• Exercise task: List each line of the data that holds the string "EPSON", please.
[START OF Extracted information]
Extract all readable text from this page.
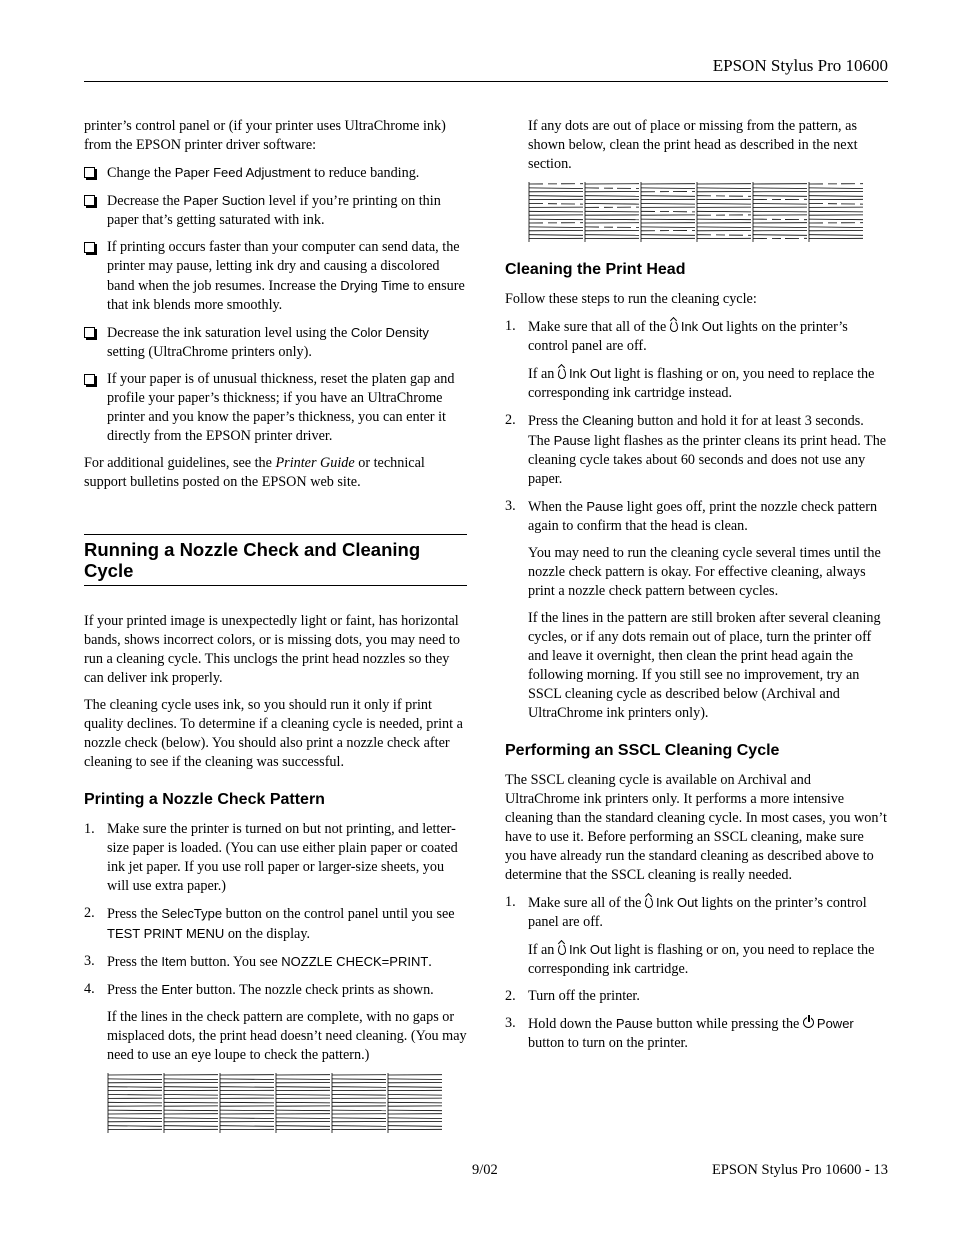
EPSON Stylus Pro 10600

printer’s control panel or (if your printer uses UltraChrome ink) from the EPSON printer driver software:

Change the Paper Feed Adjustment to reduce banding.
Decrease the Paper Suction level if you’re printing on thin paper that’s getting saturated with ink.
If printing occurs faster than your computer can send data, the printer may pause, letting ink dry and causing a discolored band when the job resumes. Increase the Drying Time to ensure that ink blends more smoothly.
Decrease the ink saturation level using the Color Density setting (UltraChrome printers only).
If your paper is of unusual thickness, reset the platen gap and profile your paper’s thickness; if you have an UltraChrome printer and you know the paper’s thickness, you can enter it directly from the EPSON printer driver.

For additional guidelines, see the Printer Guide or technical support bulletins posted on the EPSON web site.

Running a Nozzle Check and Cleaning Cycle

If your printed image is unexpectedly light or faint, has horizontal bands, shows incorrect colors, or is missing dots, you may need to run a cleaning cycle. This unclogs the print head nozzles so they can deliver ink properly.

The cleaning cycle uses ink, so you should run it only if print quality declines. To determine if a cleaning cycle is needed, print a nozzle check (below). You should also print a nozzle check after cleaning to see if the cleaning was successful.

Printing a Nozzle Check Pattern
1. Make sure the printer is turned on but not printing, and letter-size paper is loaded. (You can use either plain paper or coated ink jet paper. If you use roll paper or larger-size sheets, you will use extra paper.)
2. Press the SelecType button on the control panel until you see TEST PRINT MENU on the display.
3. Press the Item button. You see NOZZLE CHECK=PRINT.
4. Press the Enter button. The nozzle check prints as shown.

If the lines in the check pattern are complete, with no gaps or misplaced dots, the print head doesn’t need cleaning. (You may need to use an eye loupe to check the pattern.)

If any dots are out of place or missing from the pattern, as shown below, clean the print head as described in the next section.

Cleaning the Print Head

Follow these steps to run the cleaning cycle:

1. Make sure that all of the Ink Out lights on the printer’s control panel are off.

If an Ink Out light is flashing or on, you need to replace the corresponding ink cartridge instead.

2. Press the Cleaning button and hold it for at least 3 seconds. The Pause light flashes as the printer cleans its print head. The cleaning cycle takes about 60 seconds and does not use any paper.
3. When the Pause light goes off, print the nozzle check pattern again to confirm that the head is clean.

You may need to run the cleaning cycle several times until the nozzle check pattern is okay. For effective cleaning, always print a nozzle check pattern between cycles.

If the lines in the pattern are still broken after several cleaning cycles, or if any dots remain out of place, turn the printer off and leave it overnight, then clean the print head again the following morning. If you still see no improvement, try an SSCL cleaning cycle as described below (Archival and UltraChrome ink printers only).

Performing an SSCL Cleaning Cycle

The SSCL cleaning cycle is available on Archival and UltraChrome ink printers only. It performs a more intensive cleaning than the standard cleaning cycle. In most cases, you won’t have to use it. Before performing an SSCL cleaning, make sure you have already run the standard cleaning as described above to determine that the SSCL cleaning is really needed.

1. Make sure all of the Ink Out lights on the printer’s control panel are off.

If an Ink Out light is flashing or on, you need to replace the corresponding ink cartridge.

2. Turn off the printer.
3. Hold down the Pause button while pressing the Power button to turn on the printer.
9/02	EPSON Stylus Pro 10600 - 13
[END OF Extracted information]
[START OF Extracted information]
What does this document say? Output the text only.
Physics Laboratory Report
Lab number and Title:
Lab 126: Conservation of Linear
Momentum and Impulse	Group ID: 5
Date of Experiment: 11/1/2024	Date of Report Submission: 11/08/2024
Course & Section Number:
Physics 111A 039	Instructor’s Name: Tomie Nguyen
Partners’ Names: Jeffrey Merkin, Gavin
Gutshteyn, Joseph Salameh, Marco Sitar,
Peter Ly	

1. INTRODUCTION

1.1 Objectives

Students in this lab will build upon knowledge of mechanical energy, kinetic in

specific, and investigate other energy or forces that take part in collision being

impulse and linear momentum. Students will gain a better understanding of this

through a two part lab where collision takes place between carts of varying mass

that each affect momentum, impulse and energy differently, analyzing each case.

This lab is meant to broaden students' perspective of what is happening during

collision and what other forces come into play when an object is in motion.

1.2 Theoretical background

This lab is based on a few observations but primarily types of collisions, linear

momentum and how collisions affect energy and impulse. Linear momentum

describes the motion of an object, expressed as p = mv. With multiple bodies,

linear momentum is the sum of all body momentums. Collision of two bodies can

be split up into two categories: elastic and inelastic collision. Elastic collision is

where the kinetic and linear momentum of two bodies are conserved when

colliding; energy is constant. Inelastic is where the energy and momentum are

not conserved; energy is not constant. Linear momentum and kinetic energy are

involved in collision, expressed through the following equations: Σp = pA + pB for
[END OF Extracted information]
• Solution for this task:
EPSON Stylus Pro 10600
printer’s control panel or (if your printer uses UltraChrome ink) from the EPSON printer driver software:
If your paper is of unusual thickness, reset the platen gap and profile your paper’s thickness; if you have an UltraChrome printer and you know the paper’s thickness, you can enter it directly from the EPSON printer driver.
For additional guidelines, see the Printer Guide or technical support bulletins posted on the EPSON web site.
9/02	EPSON Stylus Pro 10600 - 13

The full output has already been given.